*Task to carry out:*
Copy each line that holds "内外多置小门墙".

*Information shown:*

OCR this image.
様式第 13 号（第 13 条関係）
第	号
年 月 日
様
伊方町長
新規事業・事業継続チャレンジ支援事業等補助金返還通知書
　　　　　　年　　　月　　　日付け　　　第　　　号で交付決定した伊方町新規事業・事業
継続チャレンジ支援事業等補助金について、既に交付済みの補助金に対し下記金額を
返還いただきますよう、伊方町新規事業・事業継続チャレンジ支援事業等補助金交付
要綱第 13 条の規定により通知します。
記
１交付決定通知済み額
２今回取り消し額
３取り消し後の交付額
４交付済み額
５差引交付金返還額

---

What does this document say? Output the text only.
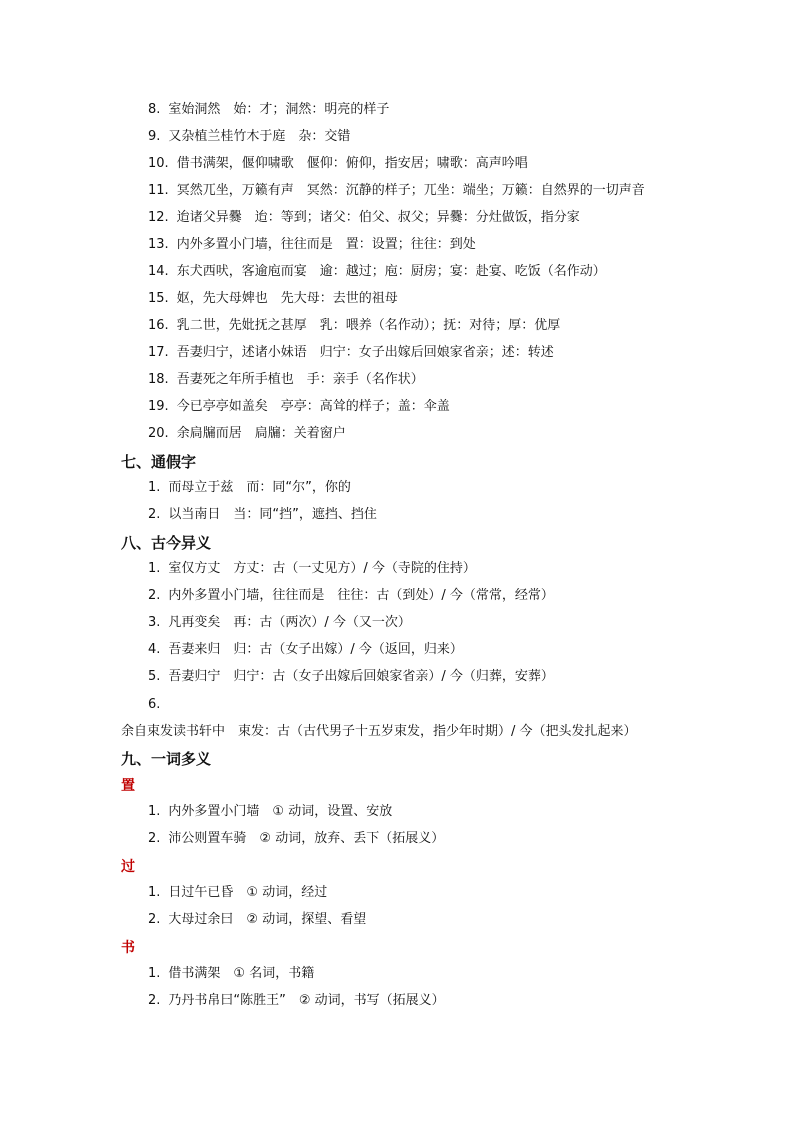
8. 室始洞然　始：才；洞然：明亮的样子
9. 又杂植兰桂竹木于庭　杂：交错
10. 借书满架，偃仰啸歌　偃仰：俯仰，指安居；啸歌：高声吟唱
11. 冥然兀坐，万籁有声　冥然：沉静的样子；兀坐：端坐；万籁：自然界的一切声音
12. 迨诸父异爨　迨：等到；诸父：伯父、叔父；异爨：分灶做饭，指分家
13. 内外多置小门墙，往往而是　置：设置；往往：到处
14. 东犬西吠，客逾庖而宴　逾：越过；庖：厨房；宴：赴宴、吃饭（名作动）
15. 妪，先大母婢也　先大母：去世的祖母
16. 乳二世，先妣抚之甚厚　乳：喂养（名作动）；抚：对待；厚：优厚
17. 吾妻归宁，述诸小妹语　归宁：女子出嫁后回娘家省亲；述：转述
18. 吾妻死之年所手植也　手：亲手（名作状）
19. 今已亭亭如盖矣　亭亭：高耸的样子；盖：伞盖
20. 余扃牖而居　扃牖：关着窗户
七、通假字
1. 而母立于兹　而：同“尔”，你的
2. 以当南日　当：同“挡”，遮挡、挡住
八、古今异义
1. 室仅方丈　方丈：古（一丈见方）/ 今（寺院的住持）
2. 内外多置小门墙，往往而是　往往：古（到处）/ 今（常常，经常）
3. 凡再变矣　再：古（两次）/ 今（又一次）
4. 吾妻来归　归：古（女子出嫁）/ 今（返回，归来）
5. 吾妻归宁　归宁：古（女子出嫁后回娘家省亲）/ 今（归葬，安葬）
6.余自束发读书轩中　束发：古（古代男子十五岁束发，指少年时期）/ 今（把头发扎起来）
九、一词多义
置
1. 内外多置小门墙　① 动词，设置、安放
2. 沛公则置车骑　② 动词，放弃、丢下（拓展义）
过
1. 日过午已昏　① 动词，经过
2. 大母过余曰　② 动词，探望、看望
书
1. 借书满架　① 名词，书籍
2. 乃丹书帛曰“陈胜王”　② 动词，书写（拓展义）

*Problem solution:*
13. 内外多置小门墙，往往而是　置：设置；往往：到处
2. 内外多置小门墙，往往而是　往往：古（到处）/ 今（常常，经常）
1. 内外多置小门墙　① 动词，设置、安放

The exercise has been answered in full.